→ Problem to solve
Pull every "Precipitation" line out of the data below.

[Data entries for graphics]
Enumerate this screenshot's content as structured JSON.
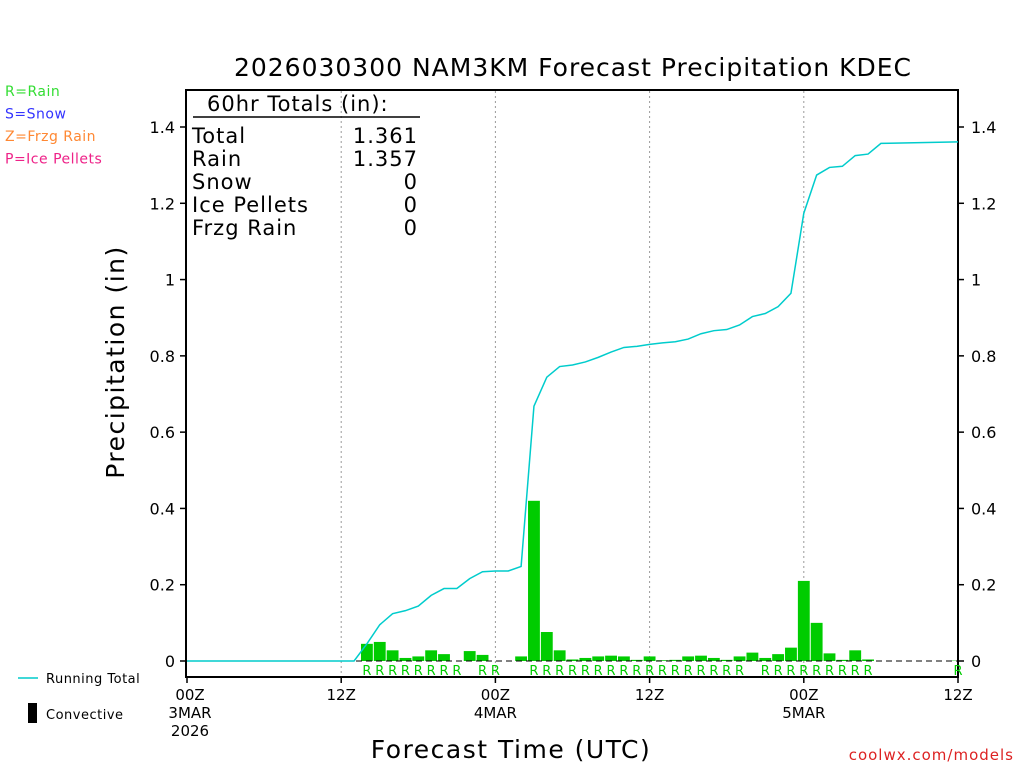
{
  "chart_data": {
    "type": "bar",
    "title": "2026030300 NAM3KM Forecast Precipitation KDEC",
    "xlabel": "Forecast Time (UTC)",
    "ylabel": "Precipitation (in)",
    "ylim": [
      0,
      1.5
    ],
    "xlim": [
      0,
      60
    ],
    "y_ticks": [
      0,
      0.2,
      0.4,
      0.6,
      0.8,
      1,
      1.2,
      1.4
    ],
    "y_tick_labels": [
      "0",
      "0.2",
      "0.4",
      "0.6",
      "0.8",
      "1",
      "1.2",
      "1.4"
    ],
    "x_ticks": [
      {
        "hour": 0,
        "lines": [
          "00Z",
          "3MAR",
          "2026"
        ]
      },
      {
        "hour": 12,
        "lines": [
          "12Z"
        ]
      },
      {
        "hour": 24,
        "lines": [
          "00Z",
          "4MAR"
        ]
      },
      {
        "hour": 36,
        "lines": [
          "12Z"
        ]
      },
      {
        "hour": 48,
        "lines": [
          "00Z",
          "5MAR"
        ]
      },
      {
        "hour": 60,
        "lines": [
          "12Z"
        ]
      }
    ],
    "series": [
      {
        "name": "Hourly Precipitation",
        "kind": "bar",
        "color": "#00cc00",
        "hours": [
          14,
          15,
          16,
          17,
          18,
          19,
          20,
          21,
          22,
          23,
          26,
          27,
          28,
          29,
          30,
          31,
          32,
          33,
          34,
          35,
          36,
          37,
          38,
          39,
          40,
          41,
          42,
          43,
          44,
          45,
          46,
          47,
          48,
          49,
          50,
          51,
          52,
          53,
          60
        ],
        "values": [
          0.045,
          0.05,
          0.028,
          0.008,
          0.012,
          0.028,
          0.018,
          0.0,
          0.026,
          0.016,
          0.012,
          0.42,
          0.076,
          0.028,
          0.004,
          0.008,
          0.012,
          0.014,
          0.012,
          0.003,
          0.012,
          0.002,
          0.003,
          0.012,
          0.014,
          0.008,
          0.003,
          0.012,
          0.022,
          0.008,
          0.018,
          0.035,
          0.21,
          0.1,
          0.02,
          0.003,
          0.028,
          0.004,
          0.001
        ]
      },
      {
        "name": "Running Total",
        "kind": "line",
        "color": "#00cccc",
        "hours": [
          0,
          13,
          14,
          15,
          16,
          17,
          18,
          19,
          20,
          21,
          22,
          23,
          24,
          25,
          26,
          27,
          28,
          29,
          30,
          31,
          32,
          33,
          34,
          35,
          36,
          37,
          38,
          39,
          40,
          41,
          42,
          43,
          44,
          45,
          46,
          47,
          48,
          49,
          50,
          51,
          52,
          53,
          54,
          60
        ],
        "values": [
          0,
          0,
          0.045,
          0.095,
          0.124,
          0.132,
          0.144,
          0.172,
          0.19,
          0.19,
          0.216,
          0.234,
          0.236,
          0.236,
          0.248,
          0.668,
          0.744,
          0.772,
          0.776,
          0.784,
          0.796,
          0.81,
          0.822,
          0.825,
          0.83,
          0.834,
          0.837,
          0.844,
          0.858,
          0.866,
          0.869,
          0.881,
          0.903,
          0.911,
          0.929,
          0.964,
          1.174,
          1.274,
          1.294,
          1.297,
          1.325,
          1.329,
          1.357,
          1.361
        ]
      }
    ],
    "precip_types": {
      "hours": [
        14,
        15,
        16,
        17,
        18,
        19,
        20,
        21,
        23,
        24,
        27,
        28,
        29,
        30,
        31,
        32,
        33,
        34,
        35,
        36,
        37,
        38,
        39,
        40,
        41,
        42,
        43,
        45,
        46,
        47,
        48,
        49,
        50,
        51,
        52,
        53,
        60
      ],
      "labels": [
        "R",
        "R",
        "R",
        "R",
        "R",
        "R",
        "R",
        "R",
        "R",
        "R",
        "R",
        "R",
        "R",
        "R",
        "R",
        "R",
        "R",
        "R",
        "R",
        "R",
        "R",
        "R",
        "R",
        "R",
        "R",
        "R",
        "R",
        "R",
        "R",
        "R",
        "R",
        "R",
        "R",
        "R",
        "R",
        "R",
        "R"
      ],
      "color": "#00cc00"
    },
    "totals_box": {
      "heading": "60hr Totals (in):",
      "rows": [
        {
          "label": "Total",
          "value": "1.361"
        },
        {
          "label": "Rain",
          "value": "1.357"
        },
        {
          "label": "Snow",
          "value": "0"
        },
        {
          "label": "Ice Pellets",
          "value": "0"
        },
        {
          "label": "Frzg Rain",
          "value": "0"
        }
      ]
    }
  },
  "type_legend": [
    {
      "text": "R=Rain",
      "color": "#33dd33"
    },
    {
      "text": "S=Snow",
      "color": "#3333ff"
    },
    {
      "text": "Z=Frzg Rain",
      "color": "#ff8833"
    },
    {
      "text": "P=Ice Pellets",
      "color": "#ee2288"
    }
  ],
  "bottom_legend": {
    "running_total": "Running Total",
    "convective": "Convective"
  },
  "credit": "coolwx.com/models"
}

→ Solved exercise
    "title": "2026030300 NAM3KM Forecast Precipitation KDEC",
    "ylabel": "Precipitation (in)",
        "name": "Hourly Precipitation",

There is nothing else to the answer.